# START OF Data lines
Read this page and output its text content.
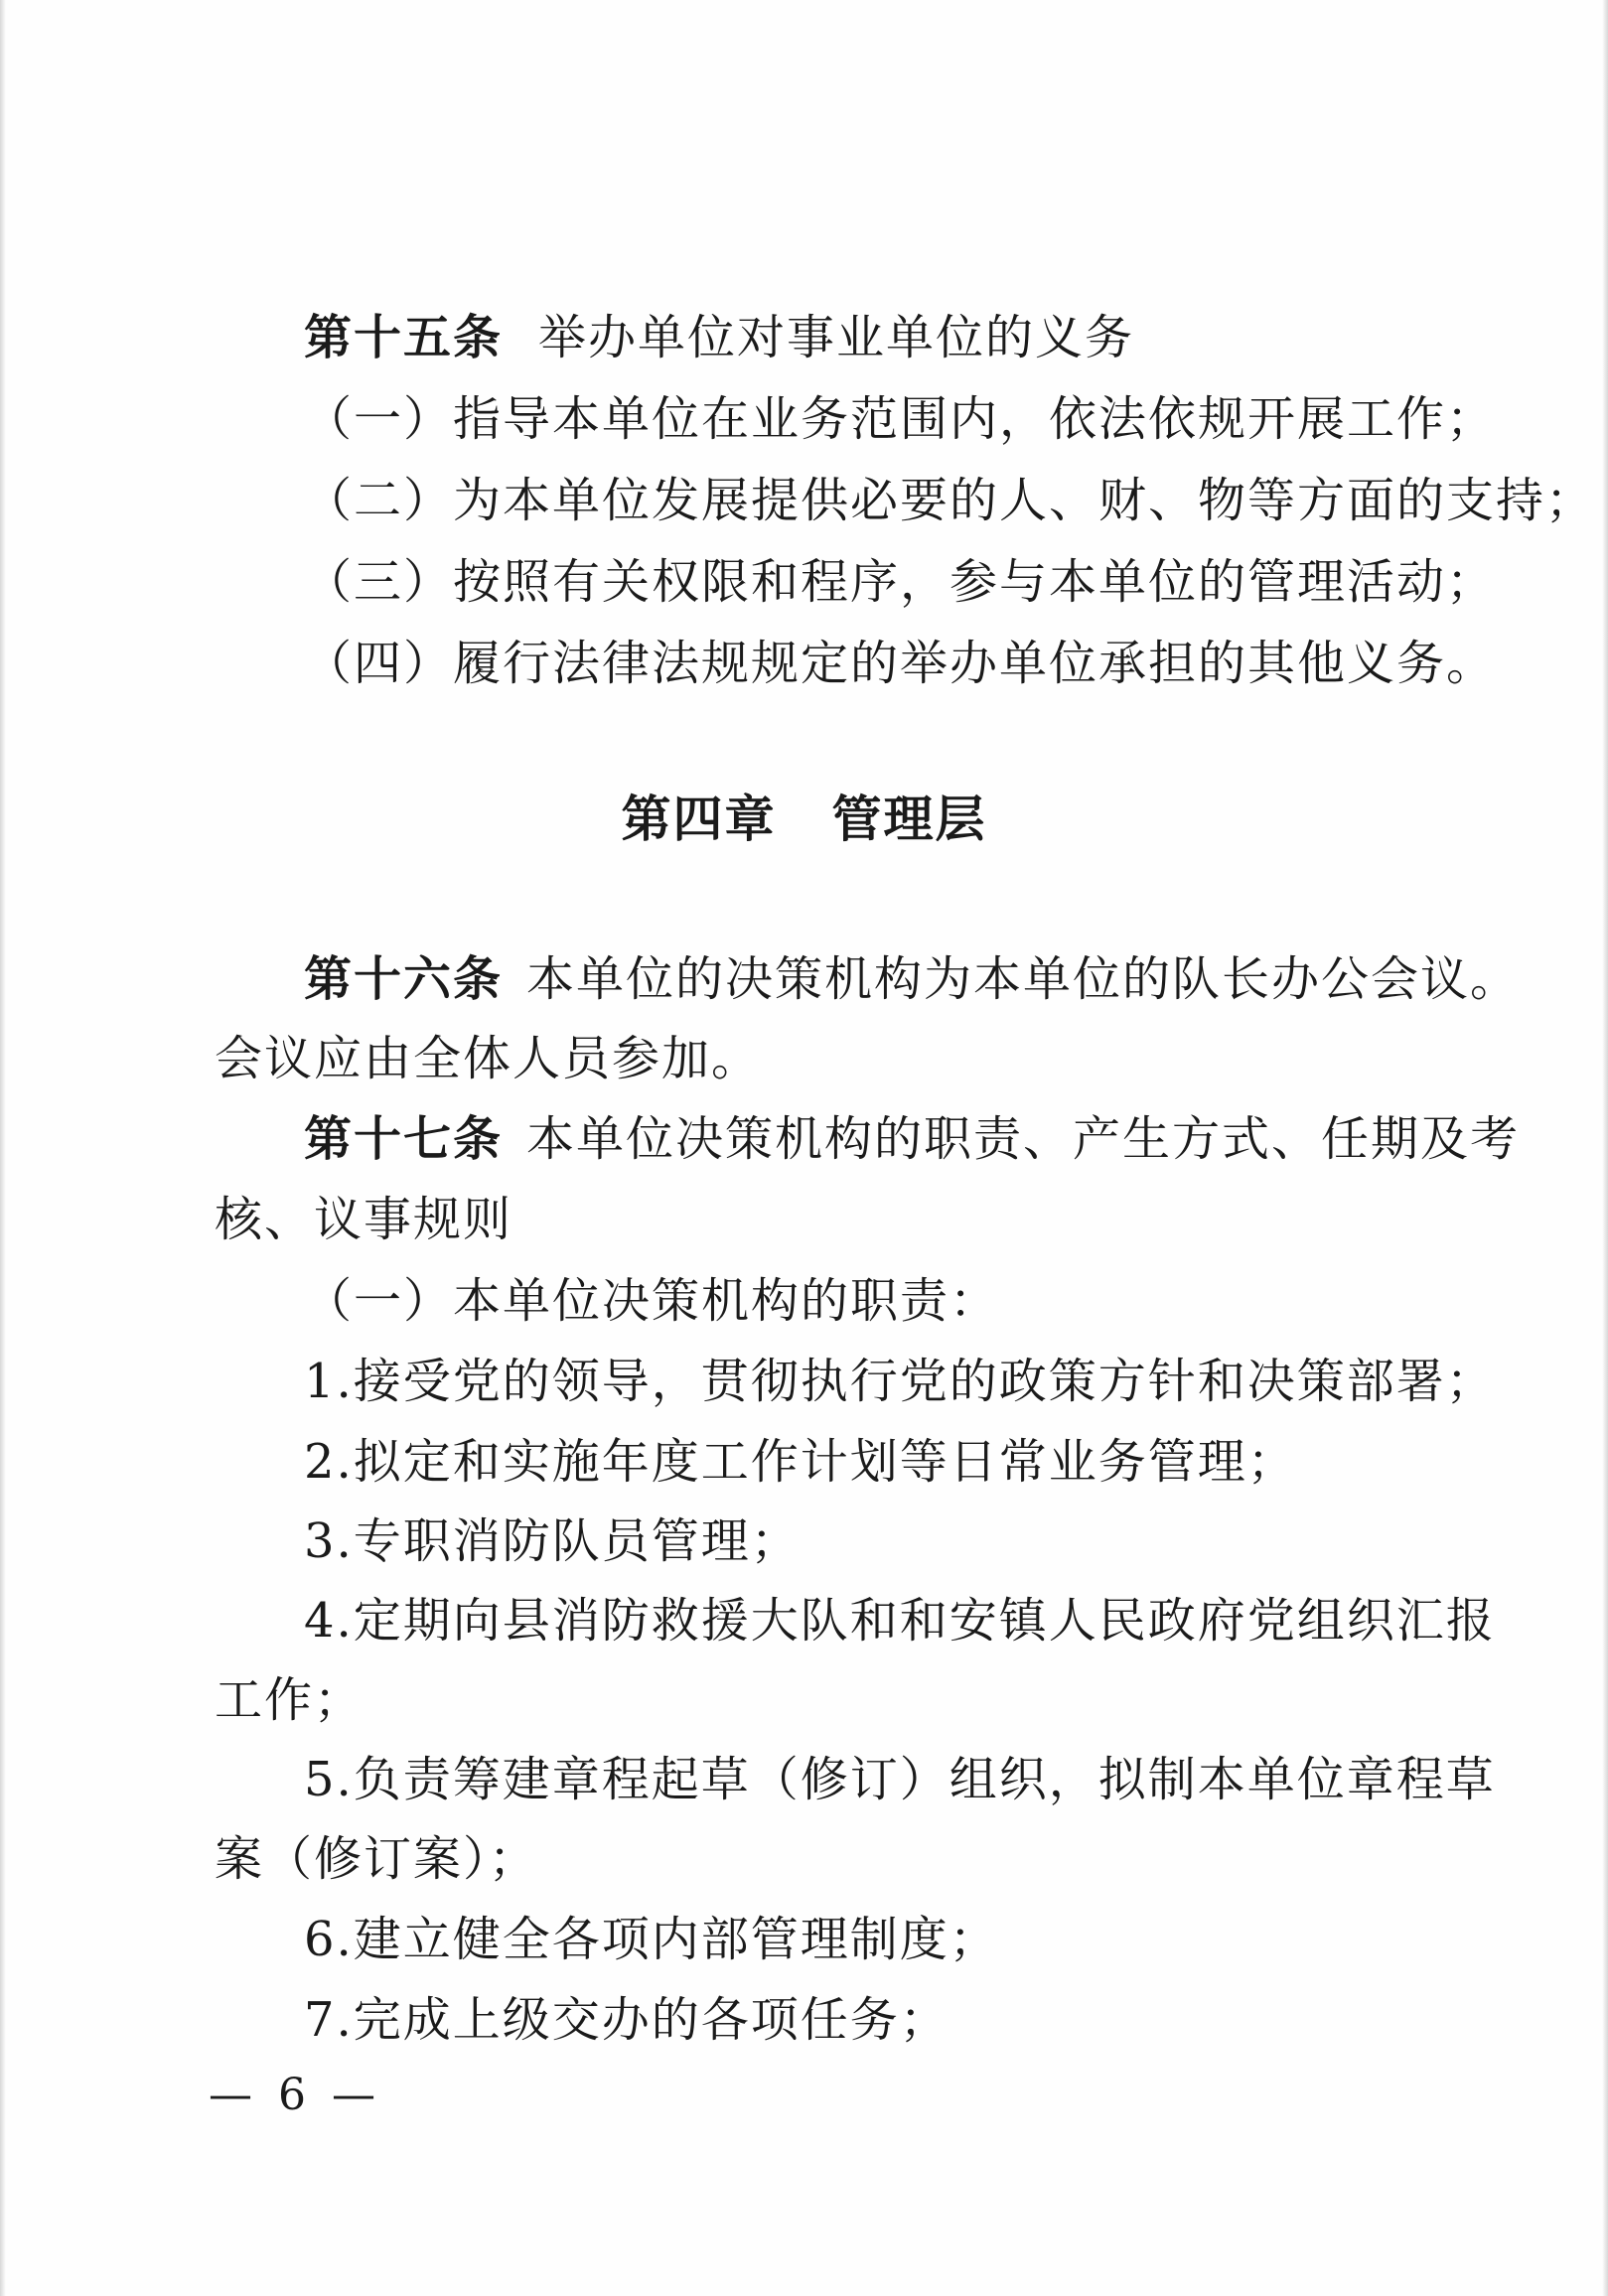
第十五条 举办单位对事业单位的义务
（一）指导本单位在业务范围内，依法依规开展工作；
（二）为本单位发展提供必要的人、财、物等方面的支持；
（三）按照有关权限和程序，参与本单位的管理活动；
（四）履行法律法规规定的举办单位承担的其他义务。
第四章 管理层
第十六条 本单位的决策机构为本单位的队长办公会议。
会议应由全体人员参加。
第十七条 本单位决策机构的职责、产生方式、任期及考
核、议事规则
（一）本单位决策机构的职责：
1.接受党的领导，贯彻执行党的政策方针和决策部署；
2.拟定和实施年度工作计划等日常业务管理；
3.专职消防队员管理；
4.定期向县消防救援大队和和安镇人民政府党组织汇报
工作；
5.负责筹建章程起草（修订）组织，拟制本单位章程草
案（修订案）；
6.建立健全各项内部管理制度；
7.完成上级交办的各项任务；
— 6 —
# END OF Data lines
Exercise description
Copy the whole of the material above exactly, but not its images.

The answer
Read this page and output its text content.
第十五条 举办单位对事业单位的义务
（一）指导本单位在业务范围内，依法依规开展工作；
（二）为本单位发展提供必要的人、财、物等方面的支持；
（三）按照有关权限和程序，参与本单位的管理活动；
（四）履行法律法规规定的举办单位承担的其他义务。
第四章 管理层
第十六条 本单位的决策机构为本单位的队长办公会议。
会议应由全体人员参加。
第十七条 本单位决策机构的职责、产生方式、任期及考
核、议事规则
（一）本单位决策机构的职责：
1.接受党的领导，贯彻执行党的政策方针和决策部署；
2.拟定和实施年度工作计划等日常业务管理；
3.专职消防队员管理；
4.定期向县消防救援大队和和安镇人民政府党组织汇报
工作；
5.负责筹建章程起草（修订）组织，拟制本单位章程草
案（修订案）；
6.建立健全各项内部管理制度；
7.完成上级交办的各项任务；
— 6 —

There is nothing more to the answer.